**Work to be completed**
Find the lines below that contain the word "name" and count them. Only the number should be given.

* begin Supplied records *

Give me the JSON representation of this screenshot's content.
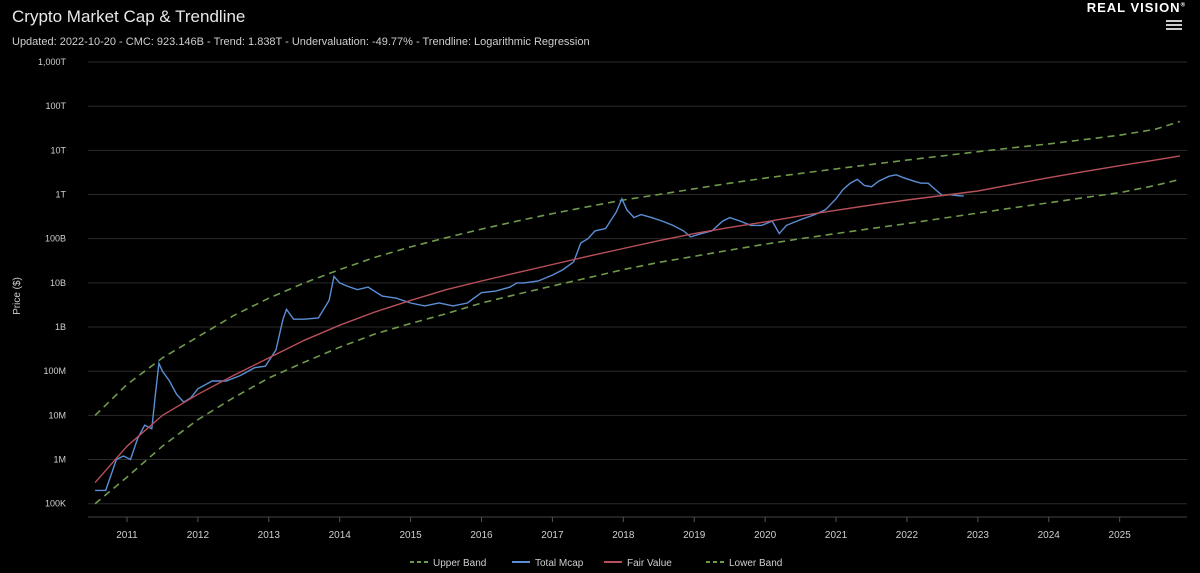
{
  "header": {
    "title": "Crypto Market Cap & Trendline",
    "subtitle": "Updated: 2022-10-20 - CMC: 923.146B - Trend: 1.838T - Undervaluation: -49.77% - Trendline: Logarithmic Regression",
    "brand": "REAL VISION",
    "brand_mark": "®",
    "menu_icon": "hamburger-menu-icon"
  },
  "colors": {
    "background": "#000000",
    "grid": "#2a2a2a",
    "total_mcap": "#5b8fd6",
    "fair_value": "#b8505a",
    "bands": "#6f9a4c",
    "axis_text": "#cfcfcf"
  },
  "chart_data": {
    "type": "line",
    "title": "Crypto Market Cap & Trendline",
    "ylabel": "Price ($)",
    "xlabel": "",
    "y_scale": "log",
    "ylim": [
      50000,
      1000000000000000
    ],
    "xlim": [
      2010.45,
      2025.95
    ],
    "y_ticks": [
      {
        "value": 100000,
        "label": "100K"
      },
      {
        "value": 1000000,
        "label": "1M"
      },
      {
        "value": 10000000,
        "label": "10M"
      },
      {
        "value": 100000000,
        "label": "100M"
      },
      {
        "value": 1000000000,
        "label": "1B"
      },
      {
        "value": 10000000000,
        "label": "10B"
      },
      {
        "value": 100000000000,
        "label": "100B"
      },
      {
        "value": 1000000000000,
        "label": "1T"
      },
      {
        "value": 10000000000000,
        "label": "10T"
      },
      {
        "value": 100000000000000,
        "label": "100T"
      },
      {
        "value": 1000000000000000,
        "label": "1,000T"
      }
    ],
    "x_ticks": [
      {
        "value": 2011,
        "label": "2011"
      },
      {
        "value": 2012,
        "label": "2012"
      },
      {
        "value": 2013,
        "label": "2013"
      },
      {
        "value": 2014,
        "label": "2014"
      },
      {
        "value": 2015,
        "label": "2015"
      },
      {
        "value": 2016,
        "label": "2016"
      },
      {
        "value": 2017,
        "label": "2017"
      },
      {
        "value": 2018,
        "label": "2018"
      },
      {
        "value": 2019,
        "label": "2019"
      },
      {
        "value": 2020,
        "label": "2020"
      },
      {
        "value": 2021,
        "label": "2021"
      },
      {
        "value": 2022,
        "label": "2022"
      },
      {
        "value": 2023,
        "label": "2023"
      },
      {
        "value": 2024,
        "label": "2024"
      },
      {
        "value": 2025,
        "label": "2025"
      }
    ],
    "grid": true,
    "legend_position": "bottom",
    "series": [
      {
        "name": "Upper Band",
        "style": "dashed",
        "color": "#6f9a4c",
        "x": [
          2010.55,
          2011.0,
          2011.5,
          2012.0,
          2012.5,
          2013.0,
          2013.5,
          2014.0,
          2014.5,
          2015.0,
          2015.5,
          2016.0,
          2016.5,
          2017.0,
          2017.5,
          2018.0,
          2018.5,
          2019.0,
          2019.5,
          2020.0,
          2020.5,
          2021.0,
          2021.5,
          2022.0,
          2022.5,
          2023.0,
          2023.5,
          2024.0,
          2024.5,
          2025.0,
          2025.5,
          2025.85
        ],
        "y": [
          10000000,
          50000000,
          200000000,
          600000000,
          1800000000,
          4500000000,
          10000000000,
          20000000000,
          38000000000,
          65000000000,
          105000000000,
          165000000000,
          250000000000,
          370000000000,
          530000000000,
          750000000000,
          1000000000000,
          1350000000000,
          1800000000000,
          2350000000000,
          3000000000000,
          3800000000000,
          4800000000000,
          6000000000000,
          7500000000000,
          9300000000000,
          11500000000000,
          14000000000000,
          17500000000000,
          22000000000000,
          30000000000000,
          45000000000000
        ]
      },
      {
        "name": "Total Mcap",
        "style": "solid",
        "color": "#5b8fd6",
        "x": [
          2010.55,
          2010.7,
          2010.85,
          2010.95,
          2011.05,
          2011.15,
          2011.25,
          2011.35,
          2011.4,
          2011.45,
          2011.5,
          2011.6,
          2011.7,
          2011.8,
          2011.9,
          2012.0,
          2012.2,
          2012.4,
          2012.6,
          2012.8,
          2012.95,
          2013.1,
          2013.2,
          2013.25,
          2013.35,
          2013.5,
          2013.7,
          2013.85,
          2013.92,
          2014.0,
          2014.1,
          2014.25,
          2014.4,
          2014.6,
          2014.8,
          2015.0,
          2015.2,
          2015.4,
          2015.6,
          2015.8,
          2016.0,
          2016.2,
          2016.4,
          2016.5,
          2016.6,
          2016.8,
          2017.0,
          2017.15,
          2017.3,
          2017.4,
          2017.5,
          2017.6,
          2017.75,
          2017.9,
          2017.98,
          2018.05,
          2018.15,
          2018.25,
          2018.4,
          2018.55,
          2018.7,
          2018.85,
          2018.95,
          2019.1,
          2019.25,
          2019.4,
          2019.5,
          2019.65,
          2019.8,
          2019.95,
          2020.1,
          2020.2,
          2020.3,
          2020.5,
          2020.7,
          2020.85,
          2021.0,
          2021.1,
          2021.2,
          2021.3,
          2021.4,
          2021.5,
          2021.6,
          2021.75,
          2021.85,
          2021.95,
          2022.1,
          2022.2,
          2022.3,
          2022.4,
          2022.5,
          2022.6,
          2022.7,
          2022.8
        ],
        "y": [
          200000,
          200000,
          1000000,
          1200000,
          1000000,
          3000000,
          6000000,
          5000000,
          30000000,
          150000000,
          100000000,
          60000000,
          30000000,
          20000000,
          25000000,
          40000000,
          60000000,
          60000000,
          80000000,
          120000000,
          130000000,
          300000000,
          1500000000,
          2500000000,
          1500000000,
          1500000000,
          1600000000,
          4000000000,
          14000000000,
          10000000000,
          8500000000,
          7000000000,
          8000000000,
          5000000000,
          4500000000,
          3500000000,
          3000000000,
          3500000000,
          3000000000,
          3500000000,
          6000000000,
          6500000000,
          8000000000,
          10000000000,
          10000000000,
          11000000000,
          15000000000,
          20000000000,
          30000000000,
          80000000000,
          100000000000,
          150000000000,
          170000000000,
          400000000000,
          800000000000,
          450000000000,
          300000000000,
          350000000000,
          300000000000,
          250000000000,
          200000000000,
          150000000000,
          110000000000,
          130000000000,
          150000000000,
          250000000000,
          300000000000,
          250000000000,
          200000000000,
          200000000000,
          250000000000,
          130000000000,
          200000000000,
          270000000000,
          350000000000,
          450000000000,
          800000000000,
          1300000000000,
          1800000000000,
          2200000000000,
          1600000000000,
          1500000000000,
          2000000000000,
          2600000000000,
          2800000000000,
          2400000000000,
          2000000000000,
          1800000000000,
          1800000000000,
          1300000000000,
          950000000000,
          1000000000000,
          950000000000,
          920000000000
        ]
      },
      {
        "name": "Fair Value",
        "style": "solid",
        "color": "#b8505a",
        "x": [
          2010.55,
          2011.0,
          2011.5,
          2012.0,
          2012.5,
          2013.0,
          2013.5,
          2014.0,
          2014.5,
          2015.0,
          2015.5,
          2016.0,
          2016.5,
          2017.0,
          2017.5,
          2018.0,
          2018.5,
          2019.0,
          2019.5,
          2020.0,
          2020.5,
          2021.0,
          2021.5,
          2022.0,
          2022.5,
          2023.0,
          2023.5,
          2024.0,
          2024.5,
          2025.0,
          2025.5,
          2025.85
        ],
        "y": [
          300000,
          2000000,
          10000000,
          30000000,
          80000000,
          200000000,
          500000000,
          1100000000,
          2200000000,
          4000000000,
          7000000000,
          11000000000,
          17000000000,
          26000000000,
          40000000000,
          60000000000,
          90000000000,
          130000000000,
          180000000000,
          240000000000,
          330000000000,
          440000000000,
          580000000000,
          750000000000,
          950000000000,
          1200000000000,
          1700000000000,
          2400000000000,
          3300000000000,
          4500000000000,
          6000000000000,
          7500000000000
        ]
      },
      {
        "name": "Lower Band",
        "style": "dashed",
        "color": "#6f9a4c",
        "x": [
          2010.55,
          2011.0,
          2011.5,
          2012.0,
          2012.5,
          2013.0,
          2013.5,
          2014.0,
          2014.5,
          2015.0,
          2015.5,
          2016.0,
          2016.5,
          2017.0,
          2017.5,
          2018.0,
          2018.5,
          2019.0,
          2019.5,
          2020.0,
          2020.5,
          2021.0,
          2021.5,
          2022.0,
          2022.5,
          2023.0,
          2023.5,
          2024.0,
          2024.5,
          2025.0,
          2025.5,
          2025.85
        ],
        "y": [
          100000,
          400000,
          2000000,
          8000000,
          25000000,
          70000000,
          160000000,
          350000000,
          700000000,
          1200000000,
          2000000000,
          3500000000,
          5500000000,
          8500000000,
          13000000000,
          20000000000,
          29000000000,
          40000000000,
          55000000000,
          75000000000,
          100000000000,
          130000000000,
          170000000000,
          220000000000,
          290000000000,
          380000000000,
          500000000000,
          650000000000,
          850000000000,
          1100000000000,
          1600000000000,
          2200000000000
        ]
      }
    ]
  }
}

* end Supplied records *

**The result**
4